Collection entries:
****************

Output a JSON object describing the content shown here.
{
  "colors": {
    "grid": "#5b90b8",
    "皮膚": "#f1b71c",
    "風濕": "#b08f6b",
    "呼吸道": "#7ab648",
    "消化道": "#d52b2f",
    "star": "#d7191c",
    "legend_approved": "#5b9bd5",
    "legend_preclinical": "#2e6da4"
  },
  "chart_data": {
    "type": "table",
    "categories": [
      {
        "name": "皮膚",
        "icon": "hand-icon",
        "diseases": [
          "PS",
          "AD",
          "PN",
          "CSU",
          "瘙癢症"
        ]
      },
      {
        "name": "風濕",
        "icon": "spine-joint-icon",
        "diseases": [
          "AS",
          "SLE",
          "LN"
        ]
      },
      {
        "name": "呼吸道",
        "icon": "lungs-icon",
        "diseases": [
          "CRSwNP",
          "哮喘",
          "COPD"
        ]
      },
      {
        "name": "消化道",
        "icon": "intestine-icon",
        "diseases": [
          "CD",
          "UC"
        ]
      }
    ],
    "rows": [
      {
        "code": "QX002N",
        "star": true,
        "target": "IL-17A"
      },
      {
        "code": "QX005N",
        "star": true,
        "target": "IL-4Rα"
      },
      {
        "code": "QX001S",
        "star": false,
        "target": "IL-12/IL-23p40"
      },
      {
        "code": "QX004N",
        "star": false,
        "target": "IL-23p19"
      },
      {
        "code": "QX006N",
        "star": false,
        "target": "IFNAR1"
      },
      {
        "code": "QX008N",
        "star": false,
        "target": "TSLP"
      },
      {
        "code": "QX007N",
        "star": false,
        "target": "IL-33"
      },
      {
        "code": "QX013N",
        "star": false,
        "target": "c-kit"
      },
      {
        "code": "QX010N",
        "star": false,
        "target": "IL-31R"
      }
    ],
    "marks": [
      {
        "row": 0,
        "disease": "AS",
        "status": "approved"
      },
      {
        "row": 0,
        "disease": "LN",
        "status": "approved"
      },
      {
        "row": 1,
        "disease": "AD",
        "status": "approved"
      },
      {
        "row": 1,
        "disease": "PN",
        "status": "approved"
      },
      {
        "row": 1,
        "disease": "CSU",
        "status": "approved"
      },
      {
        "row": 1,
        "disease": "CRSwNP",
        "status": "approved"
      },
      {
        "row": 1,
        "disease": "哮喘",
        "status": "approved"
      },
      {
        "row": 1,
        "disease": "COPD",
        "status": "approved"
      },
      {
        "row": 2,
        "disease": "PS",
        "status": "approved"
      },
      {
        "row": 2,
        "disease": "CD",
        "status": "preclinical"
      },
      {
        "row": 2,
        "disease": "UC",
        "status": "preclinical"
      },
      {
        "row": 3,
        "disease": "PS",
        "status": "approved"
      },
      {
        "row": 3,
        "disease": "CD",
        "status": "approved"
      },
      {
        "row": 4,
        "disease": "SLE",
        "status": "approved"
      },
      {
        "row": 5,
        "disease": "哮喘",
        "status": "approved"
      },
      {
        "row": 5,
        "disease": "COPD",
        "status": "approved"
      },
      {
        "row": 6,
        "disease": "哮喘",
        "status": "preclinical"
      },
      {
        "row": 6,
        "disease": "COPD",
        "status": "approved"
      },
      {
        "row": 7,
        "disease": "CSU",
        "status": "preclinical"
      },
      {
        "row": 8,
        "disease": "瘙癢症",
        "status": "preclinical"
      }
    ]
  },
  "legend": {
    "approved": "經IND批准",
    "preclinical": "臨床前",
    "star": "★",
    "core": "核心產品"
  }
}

****************

GOAL →
Using the listing, say how many lines include the word "icon", and add nothing else.

EXPECTED ANSWER →
4